* [Request]: Find the string "Funnel" in the data, then copy every line where it is found.

-------- Material

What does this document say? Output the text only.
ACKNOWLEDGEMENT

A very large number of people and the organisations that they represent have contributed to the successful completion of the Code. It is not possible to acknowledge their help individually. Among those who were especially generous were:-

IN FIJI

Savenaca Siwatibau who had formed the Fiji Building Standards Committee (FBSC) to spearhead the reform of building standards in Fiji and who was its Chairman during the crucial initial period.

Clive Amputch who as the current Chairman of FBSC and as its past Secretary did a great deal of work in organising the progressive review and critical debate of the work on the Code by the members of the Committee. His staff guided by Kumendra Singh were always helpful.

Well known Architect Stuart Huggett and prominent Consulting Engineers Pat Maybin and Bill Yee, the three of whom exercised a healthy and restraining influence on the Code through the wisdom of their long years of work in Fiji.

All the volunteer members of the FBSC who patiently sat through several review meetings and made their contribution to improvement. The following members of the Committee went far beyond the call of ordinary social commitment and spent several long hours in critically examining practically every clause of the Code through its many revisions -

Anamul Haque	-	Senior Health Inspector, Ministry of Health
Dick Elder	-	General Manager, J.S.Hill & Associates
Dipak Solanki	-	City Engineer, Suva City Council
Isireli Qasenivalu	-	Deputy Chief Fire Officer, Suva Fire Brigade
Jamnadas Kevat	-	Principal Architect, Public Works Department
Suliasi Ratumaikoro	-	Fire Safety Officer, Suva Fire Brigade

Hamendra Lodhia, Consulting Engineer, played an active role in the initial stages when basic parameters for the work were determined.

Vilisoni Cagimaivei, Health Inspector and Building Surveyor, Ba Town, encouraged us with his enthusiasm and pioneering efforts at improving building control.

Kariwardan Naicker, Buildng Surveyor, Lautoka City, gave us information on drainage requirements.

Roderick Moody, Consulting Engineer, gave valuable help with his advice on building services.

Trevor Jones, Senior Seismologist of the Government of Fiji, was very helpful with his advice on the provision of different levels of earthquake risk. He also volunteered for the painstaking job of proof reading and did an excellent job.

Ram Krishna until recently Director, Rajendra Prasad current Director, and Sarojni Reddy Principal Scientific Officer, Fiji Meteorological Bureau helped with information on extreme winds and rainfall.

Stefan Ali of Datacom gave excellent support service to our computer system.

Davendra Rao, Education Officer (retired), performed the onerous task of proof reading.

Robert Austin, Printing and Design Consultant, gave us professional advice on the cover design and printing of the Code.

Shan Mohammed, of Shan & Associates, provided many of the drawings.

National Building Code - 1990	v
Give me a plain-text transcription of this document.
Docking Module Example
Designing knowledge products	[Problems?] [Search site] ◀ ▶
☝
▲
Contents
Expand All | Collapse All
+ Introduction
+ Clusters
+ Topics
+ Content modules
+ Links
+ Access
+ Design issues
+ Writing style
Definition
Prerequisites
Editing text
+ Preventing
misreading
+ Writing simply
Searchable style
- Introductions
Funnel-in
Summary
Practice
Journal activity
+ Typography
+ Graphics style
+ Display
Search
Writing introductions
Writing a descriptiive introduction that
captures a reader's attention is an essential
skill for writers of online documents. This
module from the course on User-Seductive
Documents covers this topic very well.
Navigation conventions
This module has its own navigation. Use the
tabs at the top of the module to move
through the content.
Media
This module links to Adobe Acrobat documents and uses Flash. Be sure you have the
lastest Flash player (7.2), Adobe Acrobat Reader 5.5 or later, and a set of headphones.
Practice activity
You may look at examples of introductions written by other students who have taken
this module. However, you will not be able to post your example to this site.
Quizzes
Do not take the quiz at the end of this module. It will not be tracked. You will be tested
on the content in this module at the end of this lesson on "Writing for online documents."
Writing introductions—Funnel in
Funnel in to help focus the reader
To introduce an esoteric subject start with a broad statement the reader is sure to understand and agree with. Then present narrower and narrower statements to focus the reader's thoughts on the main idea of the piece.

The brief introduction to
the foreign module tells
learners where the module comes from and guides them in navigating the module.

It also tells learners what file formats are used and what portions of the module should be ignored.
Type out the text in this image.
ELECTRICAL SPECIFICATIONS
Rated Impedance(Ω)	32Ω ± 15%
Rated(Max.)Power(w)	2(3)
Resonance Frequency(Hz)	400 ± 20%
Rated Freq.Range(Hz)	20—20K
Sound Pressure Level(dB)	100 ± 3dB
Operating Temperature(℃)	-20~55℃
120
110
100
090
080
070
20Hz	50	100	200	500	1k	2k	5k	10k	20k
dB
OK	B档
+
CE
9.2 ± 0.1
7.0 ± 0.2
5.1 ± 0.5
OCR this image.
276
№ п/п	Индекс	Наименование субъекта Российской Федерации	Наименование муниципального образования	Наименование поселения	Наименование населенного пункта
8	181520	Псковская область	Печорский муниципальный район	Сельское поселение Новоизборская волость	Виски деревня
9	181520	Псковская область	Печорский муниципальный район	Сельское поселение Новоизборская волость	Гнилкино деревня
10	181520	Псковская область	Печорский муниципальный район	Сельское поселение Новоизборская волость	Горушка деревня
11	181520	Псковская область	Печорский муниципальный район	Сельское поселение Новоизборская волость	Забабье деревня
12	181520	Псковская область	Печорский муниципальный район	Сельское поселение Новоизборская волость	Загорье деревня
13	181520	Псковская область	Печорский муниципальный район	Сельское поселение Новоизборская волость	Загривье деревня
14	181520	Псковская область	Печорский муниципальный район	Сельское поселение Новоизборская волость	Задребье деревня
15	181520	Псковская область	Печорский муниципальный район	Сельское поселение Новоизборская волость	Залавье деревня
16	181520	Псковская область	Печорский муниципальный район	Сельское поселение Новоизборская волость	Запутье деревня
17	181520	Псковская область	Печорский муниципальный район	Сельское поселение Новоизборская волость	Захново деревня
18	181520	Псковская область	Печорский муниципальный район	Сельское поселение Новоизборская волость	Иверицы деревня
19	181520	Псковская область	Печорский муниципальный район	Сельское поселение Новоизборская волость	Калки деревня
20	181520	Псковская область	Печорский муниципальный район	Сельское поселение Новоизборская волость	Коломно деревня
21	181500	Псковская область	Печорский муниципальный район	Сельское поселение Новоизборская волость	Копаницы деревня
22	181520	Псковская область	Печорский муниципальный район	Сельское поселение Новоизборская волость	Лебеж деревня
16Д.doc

----------------

* [Expected answer]:
Funnel-in
Writing introductions—Funnel in
Funnel in to help focus the reader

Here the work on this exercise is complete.